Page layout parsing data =
=== Begin Enclosure ===

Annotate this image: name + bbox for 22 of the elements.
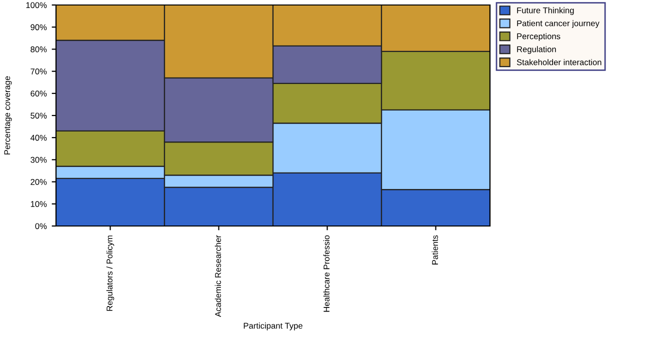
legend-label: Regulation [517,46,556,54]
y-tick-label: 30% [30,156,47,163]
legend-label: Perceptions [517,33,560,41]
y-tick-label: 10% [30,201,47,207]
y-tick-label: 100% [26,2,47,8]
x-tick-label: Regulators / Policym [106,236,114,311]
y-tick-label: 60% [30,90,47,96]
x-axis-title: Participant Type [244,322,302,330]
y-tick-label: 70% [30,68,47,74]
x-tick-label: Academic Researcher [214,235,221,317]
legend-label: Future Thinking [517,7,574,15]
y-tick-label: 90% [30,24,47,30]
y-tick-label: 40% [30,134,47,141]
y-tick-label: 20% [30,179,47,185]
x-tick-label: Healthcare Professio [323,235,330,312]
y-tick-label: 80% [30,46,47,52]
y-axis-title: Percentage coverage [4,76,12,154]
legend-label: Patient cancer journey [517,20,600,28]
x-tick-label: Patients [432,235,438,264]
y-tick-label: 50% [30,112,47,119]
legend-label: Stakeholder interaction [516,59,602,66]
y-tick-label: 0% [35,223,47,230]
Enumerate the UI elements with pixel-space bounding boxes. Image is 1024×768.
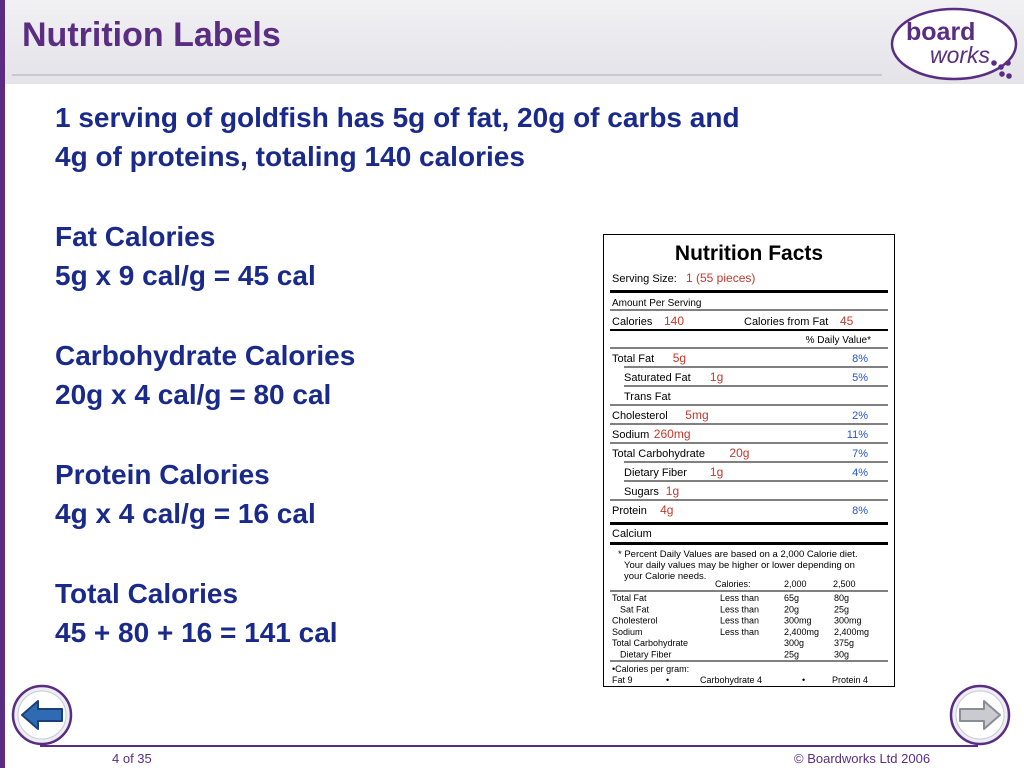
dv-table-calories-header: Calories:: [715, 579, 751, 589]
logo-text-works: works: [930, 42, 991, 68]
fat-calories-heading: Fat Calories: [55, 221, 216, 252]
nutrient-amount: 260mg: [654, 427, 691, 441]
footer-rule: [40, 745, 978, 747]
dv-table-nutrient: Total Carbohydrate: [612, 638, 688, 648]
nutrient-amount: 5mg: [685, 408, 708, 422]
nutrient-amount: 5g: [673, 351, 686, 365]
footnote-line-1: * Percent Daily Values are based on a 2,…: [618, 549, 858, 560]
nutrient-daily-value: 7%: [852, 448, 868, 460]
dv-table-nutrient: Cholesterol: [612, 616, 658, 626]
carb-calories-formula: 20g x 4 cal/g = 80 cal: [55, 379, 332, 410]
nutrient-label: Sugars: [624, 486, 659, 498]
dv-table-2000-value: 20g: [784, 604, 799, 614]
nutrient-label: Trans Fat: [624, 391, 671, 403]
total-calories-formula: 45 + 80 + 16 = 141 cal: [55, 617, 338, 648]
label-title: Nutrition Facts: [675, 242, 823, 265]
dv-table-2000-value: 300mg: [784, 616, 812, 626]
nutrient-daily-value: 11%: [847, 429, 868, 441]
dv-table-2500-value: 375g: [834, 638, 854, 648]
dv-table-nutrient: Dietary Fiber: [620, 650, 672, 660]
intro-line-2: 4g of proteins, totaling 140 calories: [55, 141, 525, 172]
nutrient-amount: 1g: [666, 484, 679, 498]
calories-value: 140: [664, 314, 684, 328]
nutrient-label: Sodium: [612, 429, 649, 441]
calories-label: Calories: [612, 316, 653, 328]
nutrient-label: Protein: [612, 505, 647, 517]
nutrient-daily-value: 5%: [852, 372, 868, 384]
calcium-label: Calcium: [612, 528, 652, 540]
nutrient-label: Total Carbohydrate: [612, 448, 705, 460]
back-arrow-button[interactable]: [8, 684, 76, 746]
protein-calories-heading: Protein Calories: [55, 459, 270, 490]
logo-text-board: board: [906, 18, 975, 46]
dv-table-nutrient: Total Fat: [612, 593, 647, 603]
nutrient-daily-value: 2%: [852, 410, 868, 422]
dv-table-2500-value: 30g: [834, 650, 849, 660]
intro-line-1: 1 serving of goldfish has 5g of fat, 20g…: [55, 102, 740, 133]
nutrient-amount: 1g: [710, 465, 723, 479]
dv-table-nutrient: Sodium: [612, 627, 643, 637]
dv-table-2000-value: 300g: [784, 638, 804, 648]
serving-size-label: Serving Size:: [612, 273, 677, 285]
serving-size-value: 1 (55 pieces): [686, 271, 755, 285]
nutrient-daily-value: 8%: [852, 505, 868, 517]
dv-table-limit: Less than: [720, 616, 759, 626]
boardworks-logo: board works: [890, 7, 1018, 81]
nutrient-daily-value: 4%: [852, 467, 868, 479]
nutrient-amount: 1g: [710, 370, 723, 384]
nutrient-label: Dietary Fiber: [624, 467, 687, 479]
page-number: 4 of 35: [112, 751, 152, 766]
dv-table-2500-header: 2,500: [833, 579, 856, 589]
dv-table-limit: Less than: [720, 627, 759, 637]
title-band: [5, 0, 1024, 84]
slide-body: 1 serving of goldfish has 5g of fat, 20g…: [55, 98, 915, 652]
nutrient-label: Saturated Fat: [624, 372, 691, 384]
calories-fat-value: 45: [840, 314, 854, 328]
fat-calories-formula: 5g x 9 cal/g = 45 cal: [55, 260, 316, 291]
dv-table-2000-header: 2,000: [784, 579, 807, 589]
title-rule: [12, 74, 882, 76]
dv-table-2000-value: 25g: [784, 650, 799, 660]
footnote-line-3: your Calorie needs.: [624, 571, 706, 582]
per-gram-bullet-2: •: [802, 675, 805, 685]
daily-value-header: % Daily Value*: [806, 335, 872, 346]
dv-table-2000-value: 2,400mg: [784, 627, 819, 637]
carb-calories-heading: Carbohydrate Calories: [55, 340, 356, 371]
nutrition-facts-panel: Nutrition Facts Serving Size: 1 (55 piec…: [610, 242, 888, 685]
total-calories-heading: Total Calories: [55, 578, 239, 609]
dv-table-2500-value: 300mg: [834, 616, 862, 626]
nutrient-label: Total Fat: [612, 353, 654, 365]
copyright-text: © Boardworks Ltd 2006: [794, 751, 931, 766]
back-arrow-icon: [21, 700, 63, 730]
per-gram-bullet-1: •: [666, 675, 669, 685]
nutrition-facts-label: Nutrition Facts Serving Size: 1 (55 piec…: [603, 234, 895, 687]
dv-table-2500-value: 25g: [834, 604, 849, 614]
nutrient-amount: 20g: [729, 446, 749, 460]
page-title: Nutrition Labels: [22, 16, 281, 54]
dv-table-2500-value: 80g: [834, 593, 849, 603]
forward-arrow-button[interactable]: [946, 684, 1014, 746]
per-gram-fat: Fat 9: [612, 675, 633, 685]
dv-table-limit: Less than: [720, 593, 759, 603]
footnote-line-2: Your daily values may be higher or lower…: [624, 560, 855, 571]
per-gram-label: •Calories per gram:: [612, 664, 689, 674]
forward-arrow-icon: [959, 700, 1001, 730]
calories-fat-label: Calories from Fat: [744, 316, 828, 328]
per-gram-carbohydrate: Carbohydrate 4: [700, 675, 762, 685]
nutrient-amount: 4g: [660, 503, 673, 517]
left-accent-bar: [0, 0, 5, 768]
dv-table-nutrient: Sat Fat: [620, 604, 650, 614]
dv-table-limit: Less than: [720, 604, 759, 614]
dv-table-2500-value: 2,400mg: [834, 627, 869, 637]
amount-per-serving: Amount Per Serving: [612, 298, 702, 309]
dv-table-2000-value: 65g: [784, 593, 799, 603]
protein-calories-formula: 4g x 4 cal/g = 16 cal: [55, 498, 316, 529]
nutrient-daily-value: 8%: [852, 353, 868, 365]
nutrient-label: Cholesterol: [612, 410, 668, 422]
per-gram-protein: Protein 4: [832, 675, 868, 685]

=== End Enclosure ===

Please set down every line of the data above precisely, dropping the images.

Annotate this image: name + bbox for 22 of the elements.
legend-label: Regulation [517,46,556,54]
y-tick-label: 30% [30,156,47,163]
legend-label: Perceptions [517,33,560,41]
y-tick-label: 10% [30,201,47,207]
y-tick-label: 100% [26,2,47,8]
x-tick-label: Regulators / Policym [106,236,114,311]
y-tick-label: 60% [30,90,47,96]
x-axis-title: Participant Type [244,322,302,330]
y-tick-label: 70% [30,68,47,74]
x-tick-label: Academic Researcher [214,235,221,317]
legend-label: Future Thinking [517,7,574,15]
y-tick-label: 90% [30,24,47,30]
y-tick-label: 40% [30,134,47,141]
y-tick-label: 20% [30,179,47,185]
x-tick-label: Healthcare Professio [323,235,330,312]
y-tick-label: 80% [30,46,47,52]
y-axis-title: Percentage coverage [4,76,12,154]
legend-label: Patient cancer journey [517,20,600,28]
x-tick-label: Patients [432,235,438,264]
y-tick-label: 50% [30,112,47,119]
legend-label: Stakeholder interaction [516,59,602,66]
y-tick-label: 0% [35,223,47,230]
Enumerate the UI elements with pixel-space bounding boxes. Image is 1024×768.
dv-table-calories-header: Calories:: [715, 579, 751, 589]
logo-text-works: works: [930, 42, 991, 68]
fat-calories-heading: Fat Calories: [55, 221, 216, 252]
nutrient-amount: 260mg: [654, 427, 691, 441]
footer-rule: [40, 745, 978, 747]
dv-table-nutrient: Total Carbohydrate: [612, 638, 688, 648]
nutrient-amount: 5mg: [685, 408, 708, 422]
nutrient-amount: 5g: [673, 351, 686, 365]
footnote-line-1: * Percent Daily Values are based on a 2,…: [618, 549, 858, 560]
nutrient-daily-value: 7%: [852, 448, 868, 460]
dv-table-nutrient: Cholesterol: [612, 616, 658, 626]
carb-calories-formula: 20g x 4 cal/g = 80 cal: [55, 379, 332, 410]
nutrient-label: Sugars: [624, 486, 659, 498]
dv-table-2000-value: 20g: [784, 604, 799, 614]
nutrient-label: Trans Fat: [624, 391, 671, 403]
total-calories-formula: 45 + 80 + 16 = 141 cal: [55, 617, 338, 648]
label-title: Nutrition Facts: [675, 242, 823, 265]
dv-table-2000-value: 300mg: [784, 616, 812, 626]
nutrient-daily-value: 11%: [847, 429, 868, 441]
dv-table-2500-value: 375g: [834, 638, 854, 648]
dv-table-nutrient: Dietary Fiber: [620, 650, 672, 660]
intro-line-2: 4g of proteins, totaling 140 calories: [55, 141, 525, 172]
nutrient-amount: 1g: [666, 484, 679, 498]
calories-value: 140: [664, 314, 684, 328]
nutrient-label: Sodium: [612, 429, 649, 441]
calories-label: Calories: [612, 316, 653, 328]
nutrient-label: Protein: [612, 505, 647, 517]
nutrient-daily-value: 5%: [852, 372, 868, 384]
calcium-label: Calcium: [612, 528, 652, 540]
nutrient-label: Total Carbohydrate: [612, 448, 705, 460]
back-arrow-button[interactable]: [8, 684, 76, 746]
protein-calories-heading: Protein Calories: [55, 459, 270, 490]
logo-text-board: board: [906, 18, 975, 46]
dv-table-nutrient: Total Fat: [612, 593, 647, 603]
nutrient-daily-value: 2%: [852, 410, 868, 422]
dv-table-2500-value: 30g: [834, 650, 849, 660]
intro-line-1: 1 serving of goldfish has 5g of fat, 20g…: [55, 102, 740, 133]
nutrient-amount: 1g: [710, 465, 723, 479]
dv-table-nutrient: Sodium: [612, 627, 643, 637]
dv-table-2000-value: 300g: [784, 638, 804, 648]
serving-size-label: Serving Size:: [612, 273, 677, 285]
serving-size-value: 1 (55 pieces): [686, 271, 755, 285]
nutrient-daily-value: 8%: [852, 505, 868, 517]
dv-table-limit: Less than: [720, 616, 759, 626]
boardworks-logo: board works: [890, 7, 1018, 81]
nutrient-daily-value: 4%: [852, 467, 868, 479]
nutrient-amount: 1g: [710, 370, 723, 384]
nutrient-label: Dietary Fiber: [624, 467, 687, 479]
page-number: 4 of 35: [112, 751, 152, 766]
dv-table-2500-header: 2,500: [833, 579, 856, 589]
dv-table-limit: Less than: [720, 627, 759, 637]
title-band: [5, 0, 1024, 84]
slide-body: 1 serving of goldfish has 5g of fat, 20g…: [55, 98, 915, 652]
nutrient-label: Saturated Fat: [624, 372, 691, 384]
calories-fat-value: 45: [840, 314, 854, 328]
fat-calories-formula: 5g x 9 cal/g = 45 cal: [55, 260, 316, 291]
dv-table-2000-header: 2,000: [784, 579, 807, 589]
title-rule: [12, 74, 882, 76]
dv-table-2000-value: 25g: [784, 650, 799, 660]
footnote-line-3: your Calorie needs.: [624, 571, 706, 582]
per-gram-bullet-2: •: [802, 675, 805, 685]
daily-value-header: % Daily Value*: [806, 335, 872, 346]
dv-table-2000-value: 2,400mg: [784, 627, 819, 637]
carb-calories-heading: Carbohydrate Calories: [55, 340, 356, 371]
nutrition-facts-panel: Nutrition Facts Serving Size: 1 (55 piec…: [610, 242, 888, 685]
total-calories-heading: Total Calories: [55, 578, 239, 609]
dv-table-2500-value: 300mg: [834, 616, 862, 626]
nutrient-label: Total Fat: [612, 353, 654, 365]
copyright-text: © Boardworks Ltd 2006: [794, 751, 931, 766]
back-arrow-icon: [21, 700, 63, 730]
per-gram-bullet-1: •: [666, 675, 669, 685]
nutrition-facts-label: Nutrition Facts Serving Size: 1 (55 piec…: [603, 234, 895, 687]
dv-table-2500-value: 25g: [834, 604, 849, 614]
nutrient-amount: 20g: [729, 446, 749, 460]
page-title: Nutrition Labels: [22, 16, 281, 54]
dv-table-2500-value: 80g: [834, 593, 849, 603]
forward-arrow-button[interactable]: [946, 684, 1014, 746]
per-gram-fat: Fat 9: [612, 675, 633, 685]
dv-table-limit: Less than: [720, 593, 759, 603]
footnote-line-2: Your daily values may be higher or lower…: [624, 560, 855, 571]
per-gram-label: •Calories per gram:: [612, 664, 689, 674]
forward-arrow-icon: [959, 700, 1001, 730]
calories-fat-label: Calories from Fat: [744, 316, 828, 328]
per-gram-carbohydrate: Carbohydrate 4: [700, 675, 762, 685]
nutrient-amount: 4g: [660, 503, 673, 517]
left-accent-bar: [0, 0, 5, 768]
dv-table-nutrient: Sat Fat: [620, 604, 650, 614]
dv-table-limit: Less than: [720, 604, 759, 614]
dv-table-2500-value: 2,400mg: [834, 627, 869, 637]
amount-per-serving: Amount Per Serving: [612, 298, 702, 309]
dv-table-2000-value: 65g: [784, 593, 799, 603]
protein-calories-formula: 4g x 4 cal/g = 16 cal: [55, 498, 316, 529]
nutrient-daily-value: 8%: [852, 353, 868, 365]
nutrient-label: Cholesterol: [612, 410, 668, 422]
per-gram-protein: Protein 4: [832, 675, 868, 685]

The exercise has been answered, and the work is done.